§ Description of the task: Give every line from the entries that contains "program".

BEGIN Records for this exercise

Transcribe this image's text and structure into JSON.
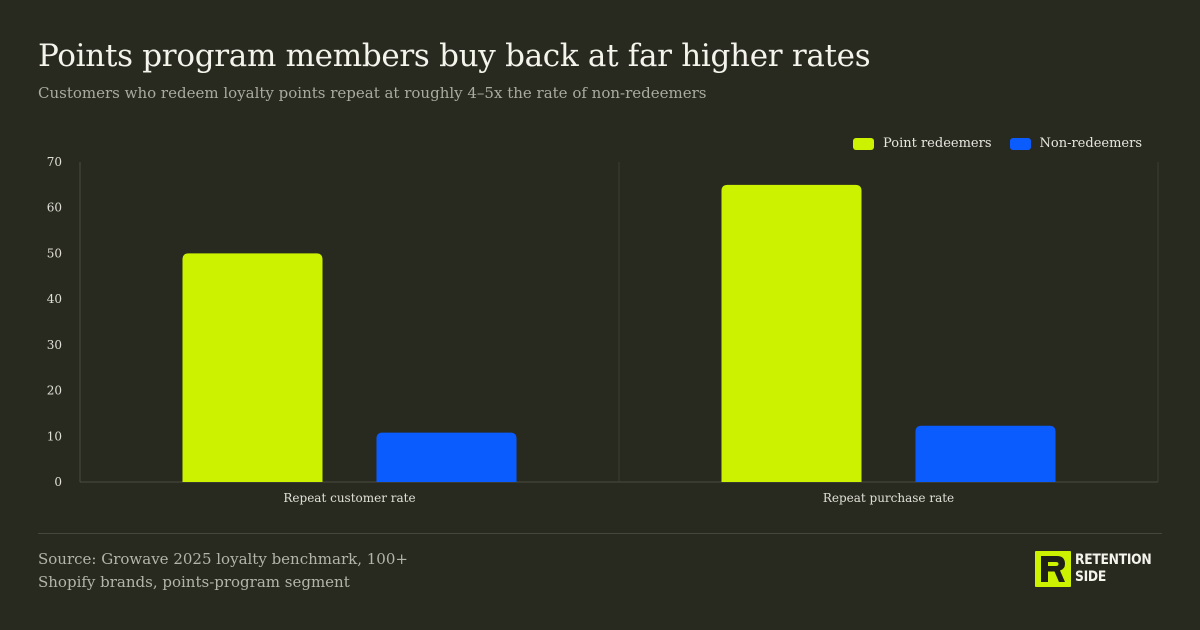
{
  "header": {
    "title": "Points program members buy back at far higher rates",
    "subtitle": "Customers who redeem loyalty points repeat at roughly 4–5x the rate of non-redeemers"
  },
  "chart_data": {
    "type": "bar",
    "categories": [
      "Repeat customer rate",
      "Repeat purchase rate"
    ],
    "series": [
      {
        "name": "Point redeemers",
        "values": [
          50,
          65
        ],
        "color": "#ccf200"
      },
      {
        "name": "Non-redeemers",
        "values": [
          10.8,
          12.3
        ],
        "color": "#0b5cff"
      }
    ],
    "ylim": [
      0,
      70
    ],
    "yticks": [
      0,
      10,
      20,
      30,
      40,
      50,
      60,
      70
    ],
    "xlabel": "",
    "ylabel": "",
    "grid": false,
    "legend_position": "top-right"
  },
  "footer": {
    "source_line1": "Source: Growave 2025 loyalty benchmark, 100+",
    "source_line2": "Shopify brands, points-program segment"
  },
  "brand": {
    "name_line1": "RETENTION",
    "name_line2": "SIDE",
    "mark_color": "#ccf200",
    "mark_ink": "#1f2118",
    "logo_icon": "retention-side-logo-icon"
  }
}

END Records for this exercise

§ Written response:
    "title": "Points program members buy back at far higher rates",
    "source_line2": "Shopify brands, points-program segment"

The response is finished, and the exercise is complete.